(Supplied records):
————————
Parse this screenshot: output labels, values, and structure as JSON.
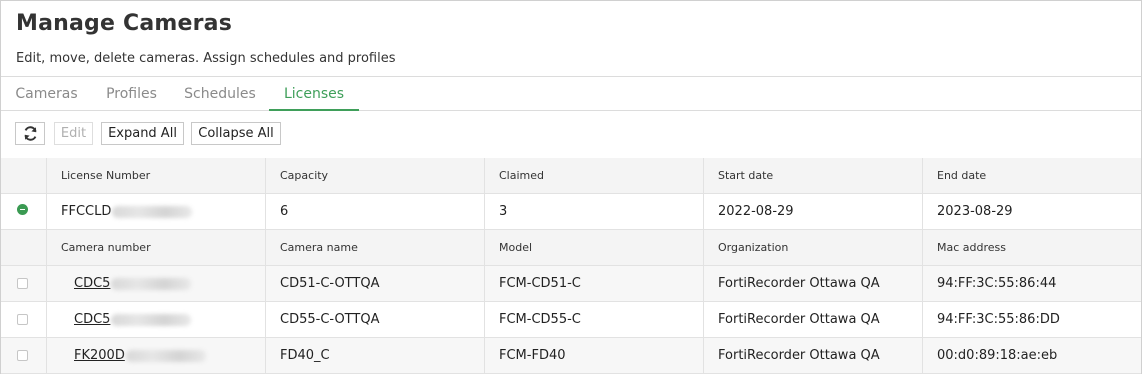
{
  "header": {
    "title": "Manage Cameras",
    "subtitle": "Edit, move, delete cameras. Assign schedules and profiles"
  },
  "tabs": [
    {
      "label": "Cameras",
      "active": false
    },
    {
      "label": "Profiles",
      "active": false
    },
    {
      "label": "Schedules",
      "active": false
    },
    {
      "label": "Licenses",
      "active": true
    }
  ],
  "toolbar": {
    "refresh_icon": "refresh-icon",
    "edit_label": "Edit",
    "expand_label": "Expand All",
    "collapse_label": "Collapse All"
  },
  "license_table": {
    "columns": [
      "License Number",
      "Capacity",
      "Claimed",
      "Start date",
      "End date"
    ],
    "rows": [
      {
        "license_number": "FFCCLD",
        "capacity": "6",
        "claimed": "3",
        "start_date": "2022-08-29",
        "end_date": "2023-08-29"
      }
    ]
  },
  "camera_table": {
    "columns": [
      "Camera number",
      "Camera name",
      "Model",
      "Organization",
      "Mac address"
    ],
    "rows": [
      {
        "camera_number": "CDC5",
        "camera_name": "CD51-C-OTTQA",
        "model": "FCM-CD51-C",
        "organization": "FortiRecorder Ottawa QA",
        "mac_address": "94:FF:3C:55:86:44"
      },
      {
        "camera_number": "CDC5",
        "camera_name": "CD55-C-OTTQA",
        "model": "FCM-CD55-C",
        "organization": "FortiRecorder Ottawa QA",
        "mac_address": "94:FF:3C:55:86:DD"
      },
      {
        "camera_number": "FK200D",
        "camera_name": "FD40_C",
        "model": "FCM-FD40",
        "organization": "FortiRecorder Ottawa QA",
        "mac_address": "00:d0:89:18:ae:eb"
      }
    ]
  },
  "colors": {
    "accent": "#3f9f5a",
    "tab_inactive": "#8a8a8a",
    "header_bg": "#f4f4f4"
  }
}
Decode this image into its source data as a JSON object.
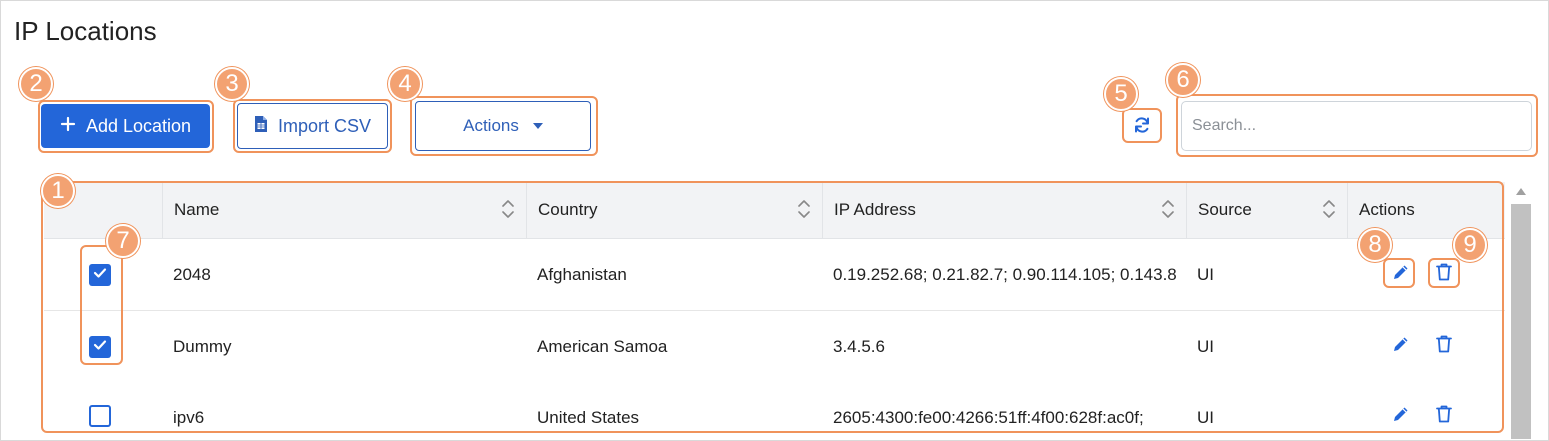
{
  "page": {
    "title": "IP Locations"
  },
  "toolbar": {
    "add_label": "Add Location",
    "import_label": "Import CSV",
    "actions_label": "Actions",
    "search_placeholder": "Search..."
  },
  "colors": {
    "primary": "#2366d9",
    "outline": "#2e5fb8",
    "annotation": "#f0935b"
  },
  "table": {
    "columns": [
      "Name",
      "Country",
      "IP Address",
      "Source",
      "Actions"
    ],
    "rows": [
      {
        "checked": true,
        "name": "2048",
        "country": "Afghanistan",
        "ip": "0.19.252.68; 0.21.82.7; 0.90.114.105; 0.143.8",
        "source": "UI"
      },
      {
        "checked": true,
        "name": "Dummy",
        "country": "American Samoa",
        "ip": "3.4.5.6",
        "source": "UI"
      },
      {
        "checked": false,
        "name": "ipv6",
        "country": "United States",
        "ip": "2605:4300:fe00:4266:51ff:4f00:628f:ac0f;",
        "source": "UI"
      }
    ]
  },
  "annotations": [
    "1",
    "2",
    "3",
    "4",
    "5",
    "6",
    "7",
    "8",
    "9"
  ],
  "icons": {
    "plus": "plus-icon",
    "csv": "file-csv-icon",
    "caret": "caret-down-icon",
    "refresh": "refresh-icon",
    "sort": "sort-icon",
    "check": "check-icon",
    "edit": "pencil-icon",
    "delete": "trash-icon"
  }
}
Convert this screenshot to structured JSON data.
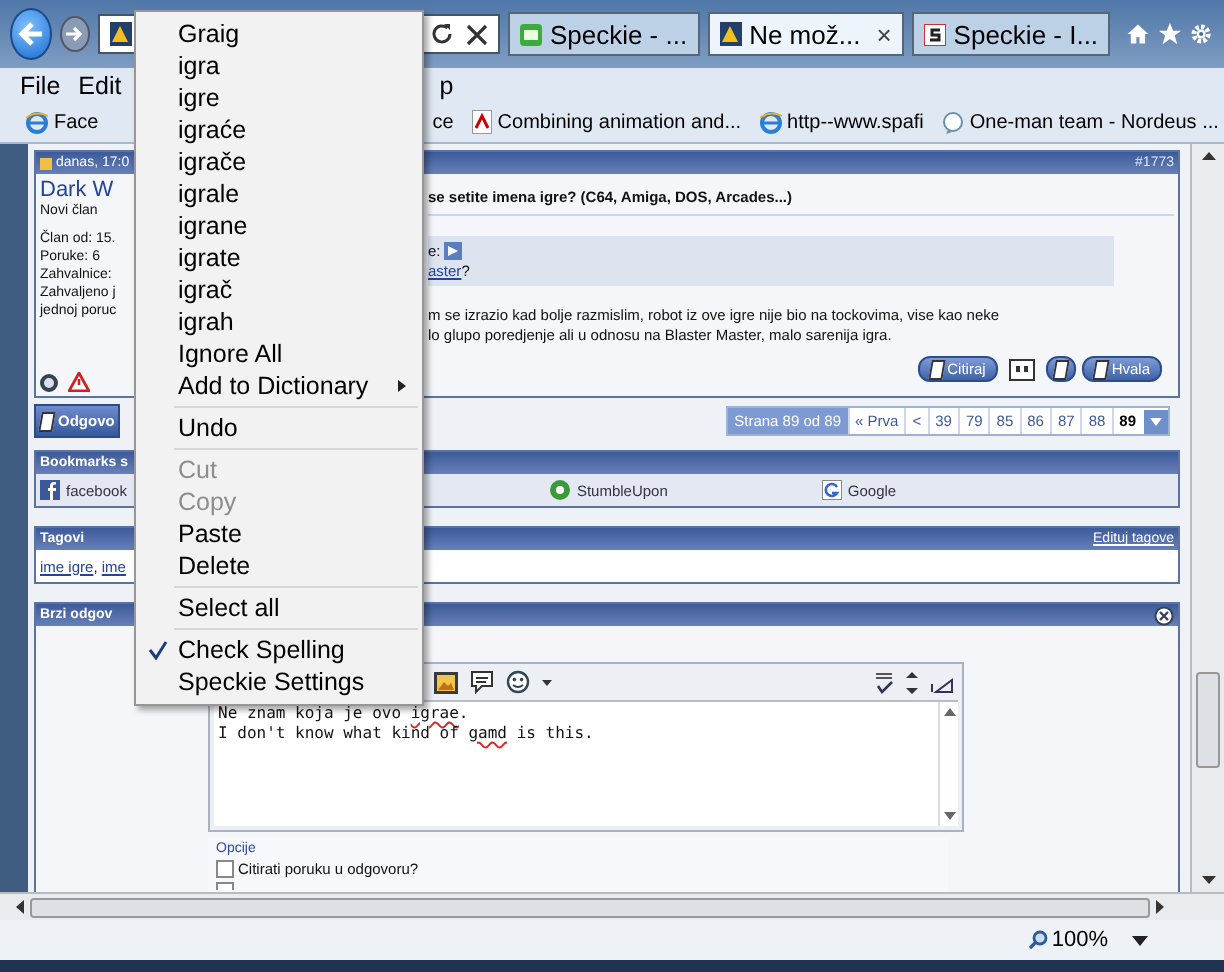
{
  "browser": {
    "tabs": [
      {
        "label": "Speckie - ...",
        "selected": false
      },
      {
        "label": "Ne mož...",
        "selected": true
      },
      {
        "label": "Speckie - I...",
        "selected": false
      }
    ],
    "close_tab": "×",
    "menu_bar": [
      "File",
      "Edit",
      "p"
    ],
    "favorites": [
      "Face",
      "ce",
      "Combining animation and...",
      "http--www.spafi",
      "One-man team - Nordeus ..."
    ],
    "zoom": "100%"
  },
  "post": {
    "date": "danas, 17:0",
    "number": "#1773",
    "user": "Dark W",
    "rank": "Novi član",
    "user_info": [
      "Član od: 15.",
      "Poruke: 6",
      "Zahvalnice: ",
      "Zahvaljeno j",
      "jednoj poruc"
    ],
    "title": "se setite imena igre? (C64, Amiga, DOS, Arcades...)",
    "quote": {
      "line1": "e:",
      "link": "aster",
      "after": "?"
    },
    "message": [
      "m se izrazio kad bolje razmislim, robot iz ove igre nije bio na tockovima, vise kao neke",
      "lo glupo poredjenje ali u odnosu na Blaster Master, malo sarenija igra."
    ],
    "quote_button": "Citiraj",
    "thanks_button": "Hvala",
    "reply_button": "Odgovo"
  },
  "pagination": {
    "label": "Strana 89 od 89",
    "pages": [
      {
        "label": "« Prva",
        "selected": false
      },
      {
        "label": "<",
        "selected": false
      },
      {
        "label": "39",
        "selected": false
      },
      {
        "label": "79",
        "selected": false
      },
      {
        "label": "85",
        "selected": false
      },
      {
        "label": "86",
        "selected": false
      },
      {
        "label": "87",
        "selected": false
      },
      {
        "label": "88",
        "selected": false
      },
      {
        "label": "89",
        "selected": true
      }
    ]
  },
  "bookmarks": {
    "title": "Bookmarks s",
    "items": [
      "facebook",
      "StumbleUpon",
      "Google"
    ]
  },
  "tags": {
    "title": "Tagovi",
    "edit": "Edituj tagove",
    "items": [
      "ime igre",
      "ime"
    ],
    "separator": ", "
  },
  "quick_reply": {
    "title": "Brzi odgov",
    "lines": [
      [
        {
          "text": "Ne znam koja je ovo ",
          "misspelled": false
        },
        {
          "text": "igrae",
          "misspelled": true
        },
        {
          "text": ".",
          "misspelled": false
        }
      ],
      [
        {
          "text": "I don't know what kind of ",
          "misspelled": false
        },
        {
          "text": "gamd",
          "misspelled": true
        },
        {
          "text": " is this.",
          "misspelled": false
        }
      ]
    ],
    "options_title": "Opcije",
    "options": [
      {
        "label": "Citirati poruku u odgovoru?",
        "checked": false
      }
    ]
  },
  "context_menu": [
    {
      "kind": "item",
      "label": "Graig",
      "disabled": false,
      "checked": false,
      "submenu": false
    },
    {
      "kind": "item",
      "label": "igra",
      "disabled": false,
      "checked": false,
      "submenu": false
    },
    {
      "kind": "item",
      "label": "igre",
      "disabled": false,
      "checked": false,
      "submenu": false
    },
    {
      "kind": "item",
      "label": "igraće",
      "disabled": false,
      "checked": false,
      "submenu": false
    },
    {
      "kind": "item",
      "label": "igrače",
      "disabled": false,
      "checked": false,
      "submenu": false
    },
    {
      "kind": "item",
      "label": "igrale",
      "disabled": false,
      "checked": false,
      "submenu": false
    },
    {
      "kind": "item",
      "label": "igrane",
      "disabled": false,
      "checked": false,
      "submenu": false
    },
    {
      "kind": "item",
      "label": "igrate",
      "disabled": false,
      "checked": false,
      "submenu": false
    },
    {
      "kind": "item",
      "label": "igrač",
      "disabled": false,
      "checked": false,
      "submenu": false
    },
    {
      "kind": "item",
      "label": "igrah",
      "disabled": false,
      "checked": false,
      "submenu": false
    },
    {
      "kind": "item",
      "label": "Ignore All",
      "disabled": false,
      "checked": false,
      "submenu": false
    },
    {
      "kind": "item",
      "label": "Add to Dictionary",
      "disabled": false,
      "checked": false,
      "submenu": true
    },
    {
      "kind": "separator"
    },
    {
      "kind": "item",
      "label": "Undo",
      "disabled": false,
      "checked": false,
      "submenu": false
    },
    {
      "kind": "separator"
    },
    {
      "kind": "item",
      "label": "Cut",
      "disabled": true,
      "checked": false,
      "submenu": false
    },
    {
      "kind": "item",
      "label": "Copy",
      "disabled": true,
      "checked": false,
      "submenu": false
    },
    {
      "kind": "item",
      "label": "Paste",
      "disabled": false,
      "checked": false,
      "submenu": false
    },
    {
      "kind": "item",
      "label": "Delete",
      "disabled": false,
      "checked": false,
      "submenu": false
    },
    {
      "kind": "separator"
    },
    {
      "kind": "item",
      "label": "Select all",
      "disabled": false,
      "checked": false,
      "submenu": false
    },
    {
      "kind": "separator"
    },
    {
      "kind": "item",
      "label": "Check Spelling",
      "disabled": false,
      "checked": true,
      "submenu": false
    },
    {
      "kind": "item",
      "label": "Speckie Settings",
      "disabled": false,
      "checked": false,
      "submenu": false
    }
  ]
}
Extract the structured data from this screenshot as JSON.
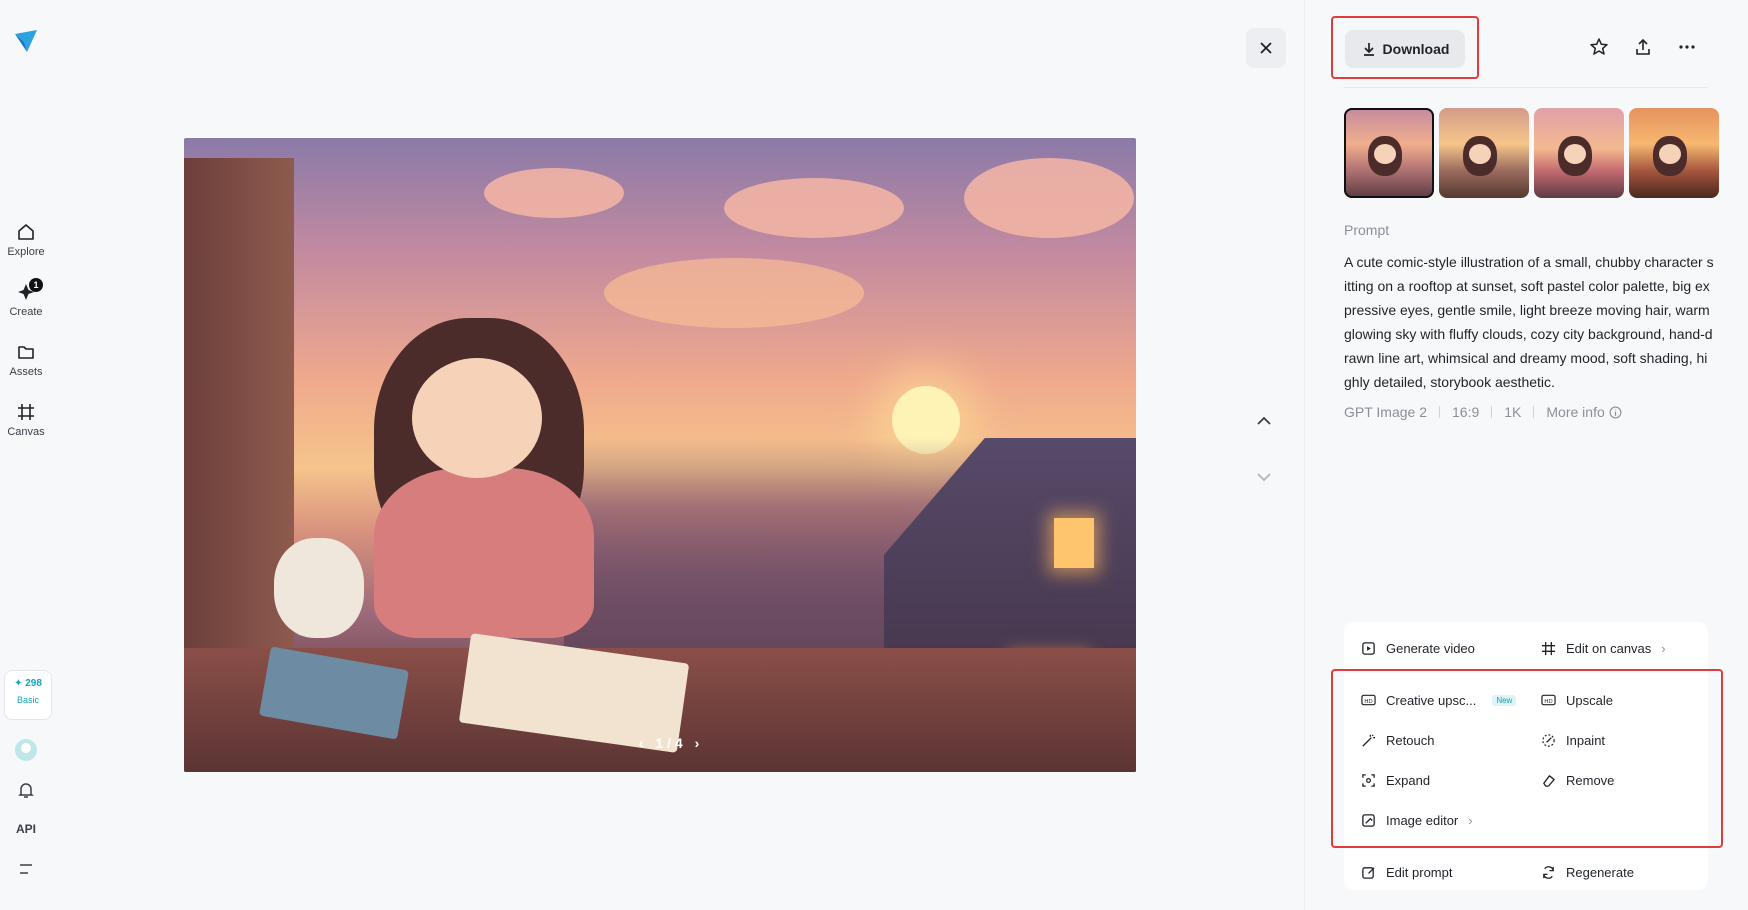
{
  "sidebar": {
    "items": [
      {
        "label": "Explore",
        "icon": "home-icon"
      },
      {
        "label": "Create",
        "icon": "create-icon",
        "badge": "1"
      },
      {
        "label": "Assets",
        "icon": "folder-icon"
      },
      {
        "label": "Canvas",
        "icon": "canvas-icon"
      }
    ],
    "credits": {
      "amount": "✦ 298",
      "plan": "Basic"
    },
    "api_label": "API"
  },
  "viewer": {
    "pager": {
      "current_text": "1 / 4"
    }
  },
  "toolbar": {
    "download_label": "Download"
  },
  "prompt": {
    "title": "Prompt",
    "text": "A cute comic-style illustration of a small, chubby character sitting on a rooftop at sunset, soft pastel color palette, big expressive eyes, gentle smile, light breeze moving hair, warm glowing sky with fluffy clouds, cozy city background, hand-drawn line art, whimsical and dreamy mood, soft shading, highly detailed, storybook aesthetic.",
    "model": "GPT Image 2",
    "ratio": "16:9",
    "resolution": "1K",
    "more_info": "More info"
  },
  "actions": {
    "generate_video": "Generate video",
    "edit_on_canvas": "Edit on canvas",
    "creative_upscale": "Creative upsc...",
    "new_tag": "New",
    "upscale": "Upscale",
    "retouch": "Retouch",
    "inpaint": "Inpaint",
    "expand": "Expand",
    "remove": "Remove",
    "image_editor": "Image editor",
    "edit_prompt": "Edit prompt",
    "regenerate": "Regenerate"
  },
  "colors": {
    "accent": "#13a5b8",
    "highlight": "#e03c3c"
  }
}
————————
(Instruction): Filter the entries down to the lines with the word "this" in them.

(Expected output):
Parse this screenshot: output labels, values, and structure as JSON.
Decode this image into its source data as a JSON object.
Convert this screenshot to structured JSON data.
          "text": " is this.",
Extract the structured data from this screenshot as JSON.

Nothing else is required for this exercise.